Description of the task: Transcribe every line of the records verbatim.

Task inputs:
____

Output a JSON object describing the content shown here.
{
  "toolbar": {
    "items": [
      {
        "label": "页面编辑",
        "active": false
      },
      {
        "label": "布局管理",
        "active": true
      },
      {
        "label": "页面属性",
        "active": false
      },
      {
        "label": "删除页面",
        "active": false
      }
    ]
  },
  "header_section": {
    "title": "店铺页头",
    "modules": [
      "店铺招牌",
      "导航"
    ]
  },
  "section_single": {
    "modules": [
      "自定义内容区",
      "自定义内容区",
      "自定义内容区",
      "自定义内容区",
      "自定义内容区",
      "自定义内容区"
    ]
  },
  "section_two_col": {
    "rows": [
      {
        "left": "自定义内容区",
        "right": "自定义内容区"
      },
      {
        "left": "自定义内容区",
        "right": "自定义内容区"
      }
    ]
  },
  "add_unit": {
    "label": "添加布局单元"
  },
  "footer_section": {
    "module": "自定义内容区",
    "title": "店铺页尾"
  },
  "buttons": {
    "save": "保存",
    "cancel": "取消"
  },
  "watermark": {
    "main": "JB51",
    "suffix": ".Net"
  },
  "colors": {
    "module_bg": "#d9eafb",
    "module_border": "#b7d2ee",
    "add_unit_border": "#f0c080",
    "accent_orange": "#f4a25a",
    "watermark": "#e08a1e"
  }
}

____

Full output:
Output a JSON object describing the content shown here.
{
  "toolbar": {
    "items": [
      {
        "label": "页面编辑",
        "active": false
      },
      {
        "label": "布局管理",
        "active": true
      },
      {
        "label": "页面属性",
        "active": false
      },
      {
        "label": "删除页面",
        "active": false
      }
    ]
  },
  "header_section": {
    "title": "店铺页头",
    "modules": [
      "店铺招牌",
      "导航"
    ]
  },
  "section_single": {
    "modules": [
      "自定义内容区",
      "自定义内容区",
      "自定义内容区",
      "自定义内容区",
      "自定义内容区",
      "自定义内容区"
    ]
  },
  "section_two_col": {
    "rows": [
      {
        "left": "自定义内容区",
        "right": "自定义内容区"
      },
      {
        "left": "自定义内容区",
        "right": "自定义内容区"
      }
    ]
  },
  "add_unit": {
    "label": "添加布局单元"
  },
  "footer_section": {
    "module": "自定义内容区",
    "title": "店铺页尾"
  },
  "buttons": {
    "save": "保存",
    "cancel": "取消"
  },
  "watermark": {
    "main": "JB51",
    "suffix": ".Net"
  },
  "colors": {
    "module_bg": "#d9eafb",
    "module_border": "#b7d2ee",
    "add_unit_border": "#f0c080",
    "accent_orange": "#f4a25a",
    "watermark": "#e08a1e"
  }
}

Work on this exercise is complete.